[Dataset records]

┏━━

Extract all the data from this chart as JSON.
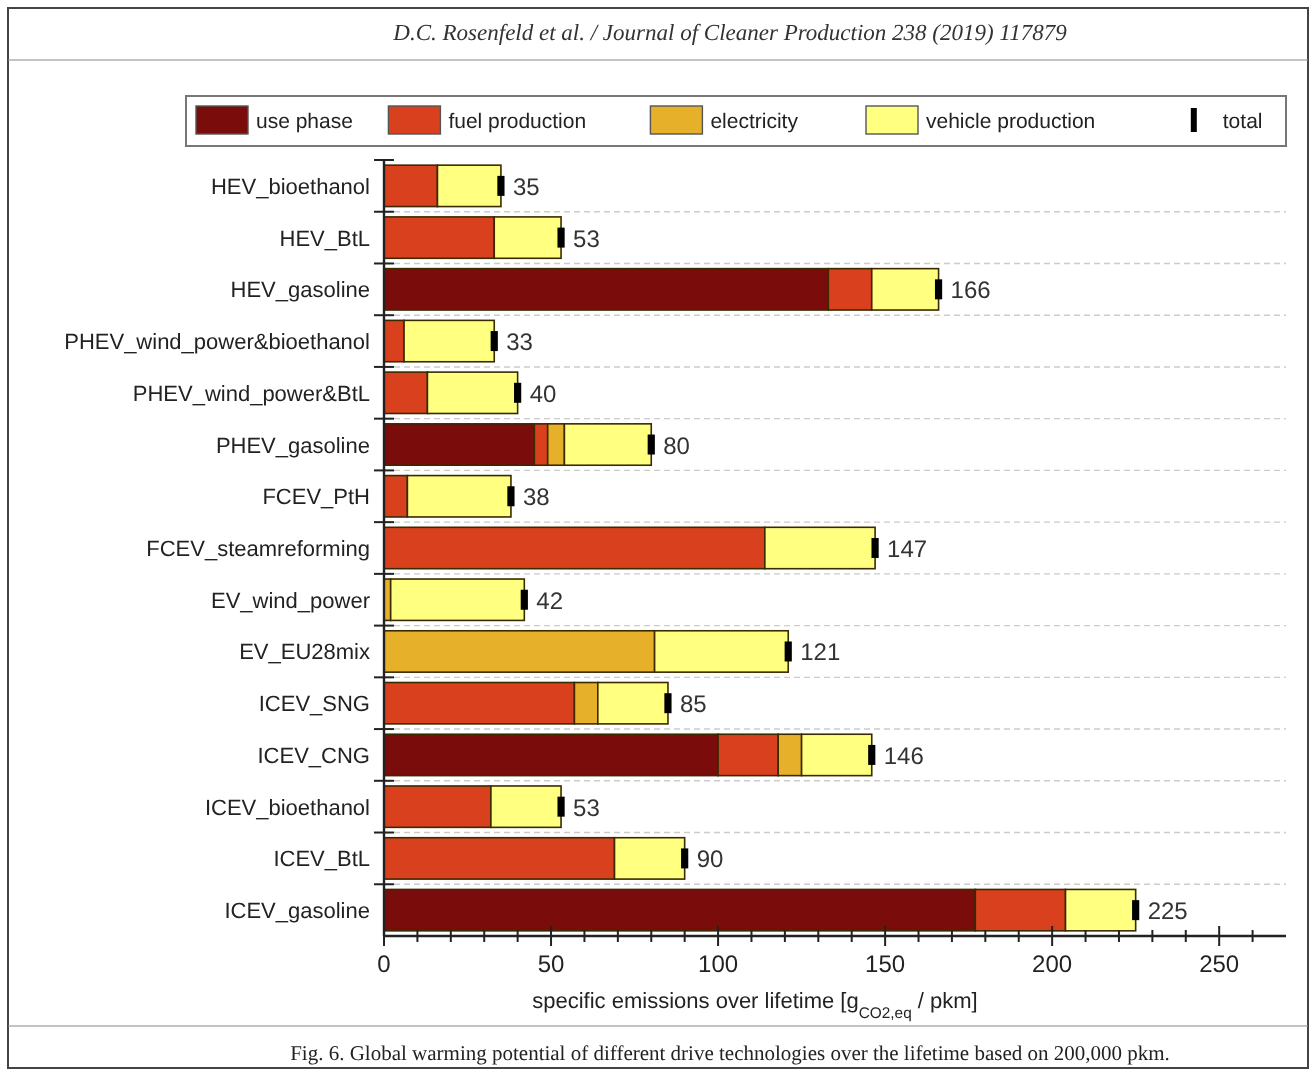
{
  "chart_data": {
    "type": "bar",
    "orientation": "horizontal",
    "stacked": true,
    "annotations": [
      "D.C. Rosenfeld et al. / Journal of Cleaner Production 238 (2019) 117879",
      "Fig. 6. Global warming potential of different drive technologies over the lifetime based on 200,000 pkm."
    ],
    "xlabel": "specific emissions over lifetime [g$_{CO2,eq}$ / pkm]",
    "categories": [
      "HEV_bioethanol",
      "HEV_BtL",
      "HEV_gasoline",
      "PHEV_wind_power&bioethanol",
      "PHEV_wind_power&BtL",
      "PHEV_gasoline",
      "FCEV_PtH",
      "FCEV_steamreforming",
      "EV_wind_power",
      "EV_EU28mix",
      "ICEV_SNG",
      "ICEV_CNG",
      "ICEV_bioethanol",
      "ICEV_BtL",
      "ICEV_gasoline"
    ],
    "series": [
      {
        "name": "use phase",
        "color": "#7a0c0c",
        "values": [
          null,
          null,
          133,
          null,
          null,
          45,
          null,
          null,
          null,
          null,
          null,
          100,
          null,
          null,
          177
        ]
      },
      {
        "name": "fuel production",
        "color": "#d9401e",
        "values": [
          16,
          33,
          13,
          6,
          13,
          4,
          7,
          114,
          null,
          null,
          57,
          18,
          32,
          69,
          27
        ]
      },
      {
        "name": "electricity",
        "color": "#e6b02a",
        "values": [
          null,
          null,
          null,
          null,
          null,
          5,
          null,
          null,
          2,
          81,
          7,
          7,
          null,
          null,
          null
        ]
      },
      {
        "name": "vehicle production",
        "color": "#ffff80",
        "values": [
          19,
          20,
          20,
          27,
          27,
          26,
          31,
          33,
          40,
          40,
          21,
          21,
          21,
          21,
          21
        ]
      },
      {
        "name": "total",
        "type": "scatter",
        "color": "#000000",
        "values": [
          35,
          53,
          166,
          33,
          40,
          80,
          38,
          147,
          42,
          121,
          85,
          146,
          53,
          90,
          225
        ]
      }
    ],
    "totals": [
      "35",
      "53",
      "166",
      "33",
      "40",
      "80",
      "38",
      "147",
      "42",
      "121",
      "85",
      "146",
      "53",
      "90",
      "225"
    ],
    "xlim": [
      0,
      270
    ],
    "xticks": [
      0,
      {
        "value": 10,
        "label": null
      },
      {
        "value": 20,
        "label": null
      },
      {
        "value": 30,
        "label": null
      },
      {
        "value": 40,
        "label": null
      },
      50,
      {
        "value": 60,
        "label": null
      },
      {
        "value": 70,
        "label": null
      },
      {
        "value": 80,
        "label": null
      },
      {
        "value": 90,
        "label": null
      },
      100,
      {
        "value": 110,
        "label": null
      },
      {
        "value": 120,
        "label": null
      },
      {
        "value": 130,
        "label": null
      },
      {
        "value": 140,
        "label": null
      },
      150,
      {
        "value": 160,
        "label": null
      },
      {
        "value": 170,
        "label": null
      },
      {
        "value": 180,
        "label": null
      },
      {
        "value": 190,
        "label": null
      },
      200,
      {
        "value": 210,
        "label": null
      },
      {
        "value": 220,
        "label": null
      },
      {
        "value": 230,
        "label": null
      },
      {
        "value": 240,
        "label": null
      },
      250,
      {
        "value": 260,
        "label": null
      }
    ],
    "grid": "y",
    "legend": "top"
  }
}
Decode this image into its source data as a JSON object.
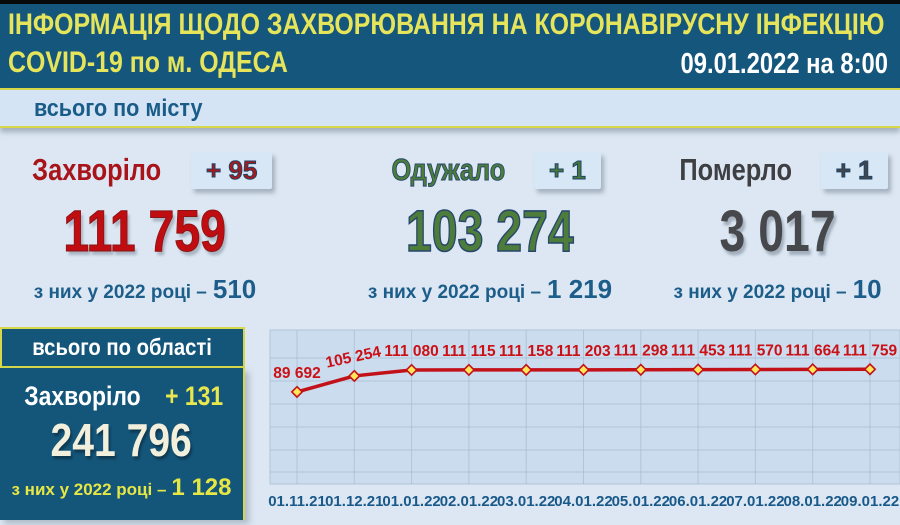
{
  "header": {
    "title_line1": "ІНФОРМАЦІЯ ЩОДО ЗАХВОРЮВАННЯ НА КОРОНАВІРУСНУ ІНФЕКЦІЮ",
    "title_line2": "COVID-19 по м. ОДЕСА",
    "datetime": "09.01.2022 на 8:00"
  },
  "city_bar": {
    "label": "всього по місту"
  },
  "city_stats": [
    {
      "label": "Захворіло",
      "delta": "+ 95",
      "value": "111 759",
      "note_prefix": "з них у 2022 році –",
      "note_value": "510"
    },
    {
      "label": "Одужало",
      "delta": "+ 1",
      "value": "103 274",
      "note_prefix": "з них у 2022 році –",
      "note_value": "1 219"
    },
    {
      "label": "Померло",
      "delta": "+ 1",
      "value": "3 017",
      "note_prefix": "з них у 2022 році –",
      "note_value": "10"
    }
  ],
  "region": {
    "bar_label": "всього по області",
    "label": "Захворіло",
    "delta": "+ 131",
    "value": "241 796",
    "note_prefix": "з них у 2022 році –",
    "note_value": "1 128"
  },
  "colors": {
    "header_bg": "#15567c",
    "accent_yellow": "#e5e45a",
    "infected_red": "#c00d12",
    "recovered_green": "#4e7d3b",
    "died_gray": "#47484b",
    "note_blue": "#1c5d89",
    "region_bg": "#14567a",
    "chart_line": "#c31119",
    "marker_fill": "#ffe65a"
  },
  "chart_data": {
    "type": "line",
    "x": [
      "01.11.21",
      "01.12.21",
      "01.01.22",
      "02.01.22",
      "03.01.22",
      "04.01.22",
      "05.01.22",
      "06.01.22",
      "07.01.22",
      "08.01.22",
      "09.01.22"
    ],
    "values": [
      89692,
      105254,
      111080,
      111115,
      111158,
      111203,
      111298,
      111453,
      111570,
      111664,
      111759
    ],
    "labels": [
      "89 692",
      "105 254",
      "111 080",
      "111 115",
      "111 158",
      "111 203",
      "111 298",
      "111 453",
      "111 570",
      "111 664",
      "111 759"
    ],
    "title": "",
    "xlabel": "",
    "ylabel": "",
    "ylim": [
      0,
      150000
    ],
    "grid": true,
    "legend": "none",
    "line_color": "#c31119",
    "marker_fill": "#ffe65a",
    "marker_stroke": "#c31119",
    "point_label_color": "#cb1016",
    "axis_label_color": "#19598a",
    "plot_bg": "#cadcee",
    "grid_color": "#a9bed3"
  }
}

┗━━

Leaving out the pictures, repeat the data above exactly.

[Task output]
Extract all the data from this chart as JSON.
{
  "chart_data": {
    "type": "bar",
    "orientation": "horizontal",
    "stacked": true,
    "annotations": [
      "D.C. Rosenfeld et al. / Journal of Cleaner Production 238 (2019) 117879",
      "Fig. 6. Global warming potential of different drive technologies over the lifetime based on 200,000 pkm."
    ],
    "xlabel": "specific emissions over lifetime [g$_{CO2,eq}$ / pkm]",
    "categories": [
      "HEV_bioethanol",
      "HEV_BtL",
      "HEV_gasoline",
      "PHEV_wind_power&bioethanol",
      "PHEV_wind_power&BtL",
      "PHEV_gasoline",
      "FCEV_PtH",
      "FCEV_steamreforming",
      "EV_wind_power",
      "EV_EU28mix",
      "ICEV_SNG",
      "ICEV_CNG",
      "ICEV_bioethanol",
      "ICEV_BtL",
      "ICEV_gasoline"
    ],
    "series": [
      {
        "name": "use phase",
        "color": "#7a0c0c",
        "values": [
          null,
          null,
          133,
          null,
          null,
          45,
          null,
          null,
          null,
          null,
          null,
          100,
          null,
          null,
          177
        ]
      },
      {
        "name": "fuel production",
        "color": "#d9401e",
        "values": [
          16,
          33,
          13,
          6,
          13,
          4,
          7,
          114,
          null,
          null,
          57,
          18,
          32,
          69,
          27
        ]
      },
      {
        "name": "electricity",
        "color": "#e6b02a",
        "values": [
          null,
          null,
          null,
          null,
          null,
          5,
          null,
          null,
          2,
          81,
          7,
          7,
          null,
          null,
          null
        ]
      },
      {
        "name": "vehicle production",
        "color": "#ffff80",
        "values": [
          19,
          20,
          20,
          27,
          27,
          26,
          31,
          33,
          40,
          40,
          21,
          21,
          21,
          21,
          21
        ]
      },
      {
        "name": "total",
        "type": "scatter",
        "color": "#000000",
        "values": [
          35,
          53,
          166,
          33,
          40,
          80,
          38,
          147,
          42,
          121,
          85,
          146,
          53,
          90,
          225
        ]
      }
    ],
    "totals": [
      "35",
      "53",
      "166",
      "33",
      "40",
      "80",
      "38",
      "147",
      "42",
      "121",
      "85",
      "146",
      "53",
      "90",
      "225"
    ],
    "xlim": [
      0,
      270
    ],
    "xticks": [
      0,
      {
        "value": 10,
        "label": null
      },
      {
        "value": 20,
        "label": null
      },
      {
        "value": 30,
        "label": null
      },
      {
        "value": 40,
        "label": null
      },
      50,
      {
        "value": 60,
        "label": null
      },
      {
        "value": 70,
        "label": null
      },
      {
        "value": 80,
        "label": null
      },
      {
        "value": 90,
        "label": null
      },
      100,
      {
        "value": 110,
        "label": null
      },
      {
        "value": 120,
        "label": null
      },
      {
        "value": 130,
        "label": null
      },
      {
        "value": 140,
        "label": null
      },
      150,
      {
        "value": 160,
        "label": null
      },
      {
        "value": 170,
        "label": null
      },
      {
        "value": 180,
        "label": null
      },
      {
        "value": 190,
        "label": null
      },
      200,
      {
        "value": 210,
        "label": null
      },
      {
        "value": 220,
        "label": null
      },
      {
        "value": 230,
        "label": null
      },
      {
        "value": 240,
        "label": null
      },
      250,
      {
        "value": 260,
        "label": null
      }
    ],
    "grid": "y",
    "legend": "top"
  }
}
Decode this image into its source data as a JSON object.
{
  "header": {
    "title_line1": "ІНФОРМАЦІЯ ЩОДО ЗАХВОРЮВАННЯ НА КОРОНАВІРУСНУ ІНФЕКЦІЮ",
    "title_line2": "COVID-19 по м. ОДЕСА",
    "datetime": "09.01.2022 на 8:00"
  },
  "city_bar": {
    "label": "всього по місту"
  },
  "city_stats": [
    {
      "label": "Захворіло",
      "delta": "+ 95",
      "value": "111 759",
      "note_prefix": "з них у 2022 році –",
      "note_value": "510"
    },
    {
      "label": "Одужало",
      "delta": "+ 1",
      "value": "103 274",
      "note_prefix": "з них у 2022 році –",
      "note_value": "1 219"
    },
    {
      "label": "Померло",
      "delta": "+ 1",
      "value": "3 017",
      "note_prefix": "з них у 2022 році –",
      "note_value": "10"
    }
  ],
  "region": {
    "bar_label": "всього по області",
    "label": "Захворіло",
    "delta": "+ 131",
    "value": "241 796",
    "note_prefix": "з них у 2022 році –",
    "note_value": "1 128"
  },
  "colors": {
    "header_bg": "#15567c",
    "accent_yellow": "#e5e45a",
    "infected_red": "#c00d12",
    "recovered_green": "#4e7d3b",
    "died_gray": "#47484b",
    "note_blue": "#1c5d89",
    "region_bg": "#14567a",
    "chart_line": "#c31119",
    "marker_fill": "#ffe65a"
  },
  "chart_data": {
    "type": "line",
    "x": [
      "01.11.21",
      "01.12.21",
      "01.01.22",
      "02.01.22",
      "03.01.22",
      "04.01.22",
      "05.01.22",
      "06.01.22",
      "07.01.22",
      "08.01.22",
      "09.01.22"
    ],
    "values": [
      89692,
      105254,
      111080,
      111115,
      111158,
      111203,
      111298,
      111453,
      111570,
      111664,
      111759
    ],
    "labels": [
      "89 692",
      "105 254",
      "111 080",
      "111 115",
      "111 158",
      "111 203",
      "111 298",
      "111 453",
      "111 570",
      "111 664",
      "111 759"
    ],
    "title": "",
    "xlabel": "",
    "ylabel": "",
    "ylim": [
      0,
      150000
    ],
    "grid": true,
    "legend": "none",
    "line_color": "#c31119",
    "marker_fill": "#ffe65a",
    "marker_stroke": "#c31119",
    "point_label_color": "#cb1016",
    "axis_label_color": "#19598a",
    "plot_bg": "#cadcee",
    "grid_color": "#a9bed3"
  }
}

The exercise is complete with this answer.